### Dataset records
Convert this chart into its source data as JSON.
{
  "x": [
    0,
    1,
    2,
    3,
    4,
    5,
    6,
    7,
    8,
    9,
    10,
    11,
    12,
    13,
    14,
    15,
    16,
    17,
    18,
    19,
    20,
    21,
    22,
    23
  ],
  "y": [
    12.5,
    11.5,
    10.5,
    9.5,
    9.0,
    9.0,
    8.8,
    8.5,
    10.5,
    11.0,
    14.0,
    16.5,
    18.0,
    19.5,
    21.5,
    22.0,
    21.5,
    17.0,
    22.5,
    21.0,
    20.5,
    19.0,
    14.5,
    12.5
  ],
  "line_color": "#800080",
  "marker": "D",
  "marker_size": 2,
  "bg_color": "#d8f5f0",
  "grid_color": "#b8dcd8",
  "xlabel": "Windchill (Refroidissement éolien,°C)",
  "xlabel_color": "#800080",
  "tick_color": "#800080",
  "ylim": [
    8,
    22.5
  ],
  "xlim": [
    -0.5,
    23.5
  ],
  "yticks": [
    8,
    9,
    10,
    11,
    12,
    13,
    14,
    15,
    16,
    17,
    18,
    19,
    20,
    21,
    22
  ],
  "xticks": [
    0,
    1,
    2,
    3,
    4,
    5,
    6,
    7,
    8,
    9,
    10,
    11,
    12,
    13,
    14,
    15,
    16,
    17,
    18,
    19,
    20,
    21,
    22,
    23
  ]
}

### The task
Your task is to reproduce the whole listing exactly.

### Solution to the problem
Convert this chart into its source data as JSON.
{
  "x": [
    0,
    1,
    2,
    3,
    4,
    5,
    6,
    7,
    8,
    9,
    10,
    11,
    12,
    13,
    14,
    15,
    16,
    17,
    18,
    19,
    20,
    21,
    22,
    23
  ],
  "y": [
    12.5,
    11.5,
    10.5,
    9.5,
    9.0,
    9.0,
    8.8,
    8.5,
    10.5,
    11.0,
    14.0,
    16.5,
    18.0,
    19.5,
    21.5,
    22.0,
    21.5,
    17.0,
    22.5,
    21.0,
    20.5,
    19.0,
    14.5,
    12.5
  ],
  "line_color": "#800080",
  "marker": "D",
  "marker_size": 2,
  "bg_color": "#d8f5f0",
  "grid_color": "#b8dcd8",
  "xlabel": "Windchill (Refroidissement éolien,°C)",
  "xlabel_color": "#800080",
  "tick_color": "#800080",
  "ylim": [
    8,
    22.5
  ],
  "xlim": [
    -0.5,
    23.5
  ],
  "yticks": [
    8,
    9,
    10,
    11,
    12,
    13,
    14,
    15,
    16,
    17,
    18,
    19,
    20,
    21,
    22
  ],
  "xticks": [
    0,
    1,
    2,
    3,
    4,
    5,
    6,
    7,
    8,
    9,
    10,
    11,
    12,
    13,
    14,
    15,
    16,
    17,
    18,
    19,
    20,
    21,
    22,
    23
  ]
}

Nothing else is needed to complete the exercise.